Your task: Render every line of the rows below as a JSON list of strings, with one string per line and no entries for blank lines.

*** Extracted information ***

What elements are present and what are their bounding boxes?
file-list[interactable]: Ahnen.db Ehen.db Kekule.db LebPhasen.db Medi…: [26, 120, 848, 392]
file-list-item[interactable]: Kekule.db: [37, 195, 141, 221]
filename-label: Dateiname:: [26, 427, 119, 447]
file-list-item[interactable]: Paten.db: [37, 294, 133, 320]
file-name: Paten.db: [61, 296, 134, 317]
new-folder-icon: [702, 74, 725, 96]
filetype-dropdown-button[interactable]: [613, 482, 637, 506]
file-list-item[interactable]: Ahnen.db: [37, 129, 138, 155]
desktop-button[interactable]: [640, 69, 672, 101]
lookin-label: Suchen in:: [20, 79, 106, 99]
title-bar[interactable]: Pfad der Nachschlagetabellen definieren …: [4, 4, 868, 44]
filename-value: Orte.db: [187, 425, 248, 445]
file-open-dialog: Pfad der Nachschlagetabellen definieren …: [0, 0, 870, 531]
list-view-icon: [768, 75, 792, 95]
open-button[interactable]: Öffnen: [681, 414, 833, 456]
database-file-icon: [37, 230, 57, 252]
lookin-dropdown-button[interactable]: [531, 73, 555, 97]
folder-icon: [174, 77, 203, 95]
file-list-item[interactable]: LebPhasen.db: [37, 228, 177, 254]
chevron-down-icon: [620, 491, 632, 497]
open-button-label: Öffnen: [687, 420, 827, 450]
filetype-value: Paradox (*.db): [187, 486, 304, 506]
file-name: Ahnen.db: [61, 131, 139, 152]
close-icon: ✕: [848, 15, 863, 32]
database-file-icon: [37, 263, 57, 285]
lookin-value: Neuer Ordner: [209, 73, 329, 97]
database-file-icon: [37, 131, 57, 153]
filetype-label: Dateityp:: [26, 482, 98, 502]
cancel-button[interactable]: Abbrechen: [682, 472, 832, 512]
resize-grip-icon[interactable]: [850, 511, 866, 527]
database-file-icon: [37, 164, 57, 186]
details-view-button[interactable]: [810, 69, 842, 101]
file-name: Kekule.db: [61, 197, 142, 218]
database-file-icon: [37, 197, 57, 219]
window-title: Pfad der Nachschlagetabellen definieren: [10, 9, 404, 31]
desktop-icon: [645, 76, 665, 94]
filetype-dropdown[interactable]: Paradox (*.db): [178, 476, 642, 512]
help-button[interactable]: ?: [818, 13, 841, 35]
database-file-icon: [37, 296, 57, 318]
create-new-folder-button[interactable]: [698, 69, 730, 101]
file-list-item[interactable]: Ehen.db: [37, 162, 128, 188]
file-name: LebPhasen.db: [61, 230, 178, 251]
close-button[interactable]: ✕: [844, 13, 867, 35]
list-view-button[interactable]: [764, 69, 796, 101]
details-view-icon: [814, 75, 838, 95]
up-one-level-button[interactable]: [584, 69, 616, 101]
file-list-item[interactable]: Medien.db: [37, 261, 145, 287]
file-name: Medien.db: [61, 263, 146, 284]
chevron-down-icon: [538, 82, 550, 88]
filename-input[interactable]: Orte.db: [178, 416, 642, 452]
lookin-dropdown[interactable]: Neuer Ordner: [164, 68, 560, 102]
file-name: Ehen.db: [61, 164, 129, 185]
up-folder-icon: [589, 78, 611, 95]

***

Final answer:
[
  "What elements are present and what are their bounding boxes?",
  "file-list[interactable]: Ahnen.db Ehen.db Kekule.db LebPhasen.db Medi…: [26, 120, 848, 392]",
  "file-list-item[interactable]: Kekule.db: [37, 195, 141, 221]",
  "filename-label: Dateiname:: [26, 427, 119, 447]",
  "file-list-item[interactable]: Paten.db: [37, 294, 133, 320]",
  "file-name: Paten.db: [61, 296, 134, 317]",
  "new-folder-icon: [702, 74, 725, 96]",
  "filetype-dropdown-button[interactable]: [613, 482, 637, 506]",
  "file-list-item[interactable]: Ahnen.db: [37, 129, 138, 155]",
  "desktop-button[interactable]: [640, 69, 672, 101]",
  "lookin-label: Suchen in:: [20, 79, 106, 99]",
  "title-bar[interactable]: Pfad der Nachschlagetabellen definieren …: [4, 4, 868, 44]",
  "filename-value: Orte.db: [187, 425, 248, 445]",
  "file-open-dialog: Pfad der Nachschlagetabellen definieren …: [0, 0, 870, 531]",
  "list-view-icon: [768, 75, 792, 95]",
  "open-button[interactable]: Öffnen: [681, 414, 833, 456]",
  "database-file-icon: [37, 230, 57, 252]",
  "lookin-dropdown-button[interactable]: [531, 73, 555, 97]",
  "folder-icon: [174, 77, 203, 95]",
  "file-list-item[interactable]: LebPhasen.db: [37, 228, 177, 254]",
  "chevron-down-icon: [620, 491, 632, 497]",
  "open-button-label: Öffnen: [687, 420, 827, 450]",
  "filetype-value: Paradox (*.db): [187, 486, 304, 506]",
  "file-name: Ahnen.db: [61, 131, 139, 152]",
  "close-icon: ✕: [848, 15, 863, 32]",
  "database-file-icon: [37, 263, 57, 285]",
  "lookin-value: Neuer Ordner: [209, 73, 329, 97]",
  "database-file-icon: [37, 131, 57, 153]",
  "filetype-label: Dateityp:: [26, 482, 98, 502]",
  "cancel-button[interactable]: Abbrechen: [682, 472, 832, 512]",
  "resize-grip-icon[interactable]: [850, 511, 866, 527]",
  "database-file-icon: [37, 164, 57, 186]",
  "details-view-button[interactable]: [810, 69, 842, 101]",
  "file-name: Kekule.db: [61, 197, 142, 218]",
  "database-file-icon: [37, 197, 57, 219]",
  "window-title: Pfad der Nachschlagetabellen definieren: [10, 9, 404, 31]",
  "desktop-icon: [645, 76, 665, 94]",
  "filetype-dropdown[interactable]: Paradox (*.db): [178, 476, 642, 512]",
  "help-button[interactable]: ?: [818, 13, 841, 35]",
  "database-file-icon: [37, 296, 57, 318]",
  "create-new-folder-button[interactable]: [698, 69, 730, 101]",
  "file-list-item[interactable]: Ehen.db: [37, 162, 128, 188]",
  "file-name: LebPhasen.db: [61, 230, 178, 251]",
  "close-button[interactable]: ✕: [844, 13, 867, 35]",
  "list-view-button[interactable]: [764, 69, 796, 101]",
  "details-view-icon: [814, 75, 838, 95]",
  "up-one-level-button[interactable]: [584, 69, 616, 101]",
  "file-list-item[interactable]: Medien.db: [37, 261, 145, 287]",
  "file-name: Medien.db: [61, 263, 146, 284]",
  "chevron-down-icon: [538, 82, 550, 88]",
  "filename-input[interactable]: Orte.db: [178, 416, 642, 452]",
  "lookin-dropdown[interactable]: Neuer Ordner: [164, 68, 560, 102]",
  "file-name: Ehen.db: [61, 164, 129, 185]",
  "up-folder-icon: [589, 78, 611, 95]"
]